** Begin DATA SUPPLIED **
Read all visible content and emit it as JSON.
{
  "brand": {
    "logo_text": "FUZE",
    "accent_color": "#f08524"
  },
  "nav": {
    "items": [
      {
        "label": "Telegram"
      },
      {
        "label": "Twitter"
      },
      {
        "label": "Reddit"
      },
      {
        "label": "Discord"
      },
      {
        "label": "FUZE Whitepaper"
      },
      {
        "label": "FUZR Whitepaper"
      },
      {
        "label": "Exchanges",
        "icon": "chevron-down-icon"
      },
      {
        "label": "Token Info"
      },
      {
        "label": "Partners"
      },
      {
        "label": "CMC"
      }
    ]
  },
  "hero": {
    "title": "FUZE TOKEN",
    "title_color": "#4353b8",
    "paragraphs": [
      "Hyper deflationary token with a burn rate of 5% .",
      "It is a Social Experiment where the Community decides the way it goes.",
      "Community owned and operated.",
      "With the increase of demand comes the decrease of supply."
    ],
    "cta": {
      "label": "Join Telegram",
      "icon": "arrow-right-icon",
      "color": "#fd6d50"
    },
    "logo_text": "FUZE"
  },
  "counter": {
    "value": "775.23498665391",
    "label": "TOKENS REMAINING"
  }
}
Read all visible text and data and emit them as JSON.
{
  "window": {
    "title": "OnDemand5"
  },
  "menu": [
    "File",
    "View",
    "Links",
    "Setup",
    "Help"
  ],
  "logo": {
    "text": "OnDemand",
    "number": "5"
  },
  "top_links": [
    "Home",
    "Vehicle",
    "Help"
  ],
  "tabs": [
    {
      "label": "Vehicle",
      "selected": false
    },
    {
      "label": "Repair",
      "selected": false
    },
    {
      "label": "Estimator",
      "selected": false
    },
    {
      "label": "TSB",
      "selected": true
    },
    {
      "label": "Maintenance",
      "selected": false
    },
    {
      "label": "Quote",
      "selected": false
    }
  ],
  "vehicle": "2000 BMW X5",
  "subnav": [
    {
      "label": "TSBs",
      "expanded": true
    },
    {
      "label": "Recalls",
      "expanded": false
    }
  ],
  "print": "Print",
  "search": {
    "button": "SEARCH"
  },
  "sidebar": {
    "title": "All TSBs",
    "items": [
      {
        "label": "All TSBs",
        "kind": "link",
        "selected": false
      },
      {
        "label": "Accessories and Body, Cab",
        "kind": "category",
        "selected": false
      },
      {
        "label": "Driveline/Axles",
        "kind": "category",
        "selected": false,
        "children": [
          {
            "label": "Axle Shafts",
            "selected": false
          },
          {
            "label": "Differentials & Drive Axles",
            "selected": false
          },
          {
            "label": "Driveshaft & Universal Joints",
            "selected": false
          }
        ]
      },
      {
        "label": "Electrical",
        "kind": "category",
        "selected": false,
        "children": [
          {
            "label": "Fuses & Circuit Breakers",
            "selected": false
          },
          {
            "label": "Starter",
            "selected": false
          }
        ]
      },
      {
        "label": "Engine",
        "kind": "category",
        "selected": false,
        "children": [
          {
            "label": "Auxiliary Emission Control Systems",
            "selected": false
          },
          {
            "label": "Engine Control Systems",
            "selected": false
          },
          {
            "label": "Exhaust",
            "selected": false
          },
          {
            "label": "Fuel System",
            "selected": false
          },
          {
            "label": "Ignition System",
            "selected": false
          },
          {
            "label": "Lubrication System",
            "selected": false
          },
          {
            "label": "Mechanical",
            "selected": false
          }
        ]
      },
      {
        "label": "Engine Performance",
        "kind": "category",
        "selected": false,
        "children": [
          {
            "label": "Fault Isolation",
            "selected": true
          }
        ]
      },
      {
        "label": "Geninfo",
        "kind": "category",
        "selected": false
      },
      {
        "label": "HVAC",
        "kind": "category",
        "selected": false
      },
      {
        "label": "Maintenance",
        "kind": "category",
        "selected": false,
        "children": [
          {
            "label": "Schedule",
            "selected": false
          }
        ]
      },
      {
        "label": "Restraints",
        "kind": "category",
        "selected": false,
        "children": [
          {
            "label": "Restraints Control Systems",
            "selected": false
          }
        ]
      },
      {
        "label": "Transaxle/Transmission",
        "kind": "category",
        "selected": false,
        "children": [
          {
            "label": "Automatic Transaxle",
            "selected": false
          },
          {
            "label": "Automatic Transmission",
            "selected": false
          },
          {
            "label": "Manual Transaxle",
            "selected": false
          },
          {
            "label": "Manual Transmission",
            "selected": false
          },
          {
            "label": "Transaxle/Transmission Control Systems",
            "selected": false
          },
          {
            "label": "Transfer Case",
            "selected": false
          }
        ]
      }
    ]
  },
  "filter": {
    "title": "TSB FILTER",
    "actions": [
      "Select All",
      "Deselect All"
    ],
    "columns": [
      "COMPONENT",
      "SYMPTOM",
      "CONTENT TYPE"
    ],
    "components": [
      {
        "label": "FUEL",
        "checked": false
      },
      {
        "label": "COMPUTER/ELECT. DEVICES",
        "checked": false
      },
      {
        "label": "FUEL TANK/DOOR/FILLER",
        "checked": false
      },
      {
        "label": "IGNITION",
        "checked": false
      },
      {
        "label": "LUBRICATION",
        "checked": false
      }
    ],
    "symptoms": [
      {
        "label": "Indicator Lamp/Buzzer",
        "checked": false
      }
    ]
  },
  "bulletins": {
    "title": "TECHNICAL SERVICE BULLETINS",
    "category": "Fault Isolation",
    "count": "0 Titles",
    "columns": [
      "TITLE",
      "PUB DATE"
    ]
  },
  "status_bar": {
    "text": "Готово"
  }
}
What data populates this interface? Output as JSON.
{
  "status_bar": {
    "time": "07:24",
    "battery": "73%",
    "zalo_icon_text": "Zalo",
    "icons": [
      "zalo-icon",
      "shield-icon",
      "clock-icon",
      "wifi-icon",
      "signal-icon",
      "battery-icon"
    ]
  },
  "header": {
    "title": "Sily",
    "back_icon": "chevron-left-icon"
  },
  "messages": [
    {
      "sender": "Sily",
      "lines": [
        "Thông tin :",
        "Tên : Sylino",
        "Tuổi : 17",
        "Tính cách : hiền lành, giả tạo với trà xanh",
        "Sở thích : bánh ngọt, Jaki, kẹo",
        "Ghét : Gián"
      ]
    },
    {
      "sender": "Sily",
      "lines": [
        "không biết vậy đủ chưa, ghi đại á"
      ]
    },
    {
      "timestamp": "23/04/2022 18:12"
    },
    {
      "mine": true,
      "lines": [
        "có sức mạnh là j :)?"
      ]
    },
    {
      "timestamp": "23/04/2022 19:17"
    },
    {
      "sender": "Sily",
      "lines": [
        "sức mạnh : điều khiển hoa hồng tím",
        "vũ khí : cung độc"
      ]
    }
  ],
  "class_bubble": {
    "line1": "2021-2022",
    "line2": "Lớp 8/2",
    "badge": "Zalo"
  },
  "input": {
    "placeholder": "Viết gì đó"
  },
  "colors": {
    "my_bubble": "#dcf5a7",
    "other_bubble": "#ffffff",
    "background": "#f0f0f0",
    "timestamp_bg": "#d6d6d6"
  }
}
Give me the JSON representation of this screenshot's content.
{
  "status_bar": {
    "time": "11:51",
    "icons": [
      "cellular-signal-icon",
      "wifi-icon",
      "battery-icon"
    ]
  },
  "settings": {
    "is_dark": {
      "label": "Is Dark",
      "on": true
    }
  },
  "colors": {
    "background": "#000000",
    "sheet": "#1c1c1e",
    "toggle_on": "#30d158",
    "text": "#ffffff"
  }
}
** End DATA SUPPLIED **
- _PROBLEM REQUIREMENTS_
All lines from the one containing "Give me the" through the end of the records, both ends included, are to be quoted exactly; please add nothing else.

- _RESPONSE FOR THIS EXERCISE_
Give me the JSON representation of this screenshot's content.
{
  "status_bar": {
    "time": "11:51",
    "icons": [
      "cellular-signal-icon",
      "wifi-icon",
      "battery-icon"
    ]
  },
  "settings": {
    "is_dark": {
      "label": "Is Dark",
      "on": true
    }
  },
  "colors": {
    "background": "#000000",
    "sheet": "#1c1c1e",
    "toggle_on": "#30d158",
    "text": "#ffffff"
  }
}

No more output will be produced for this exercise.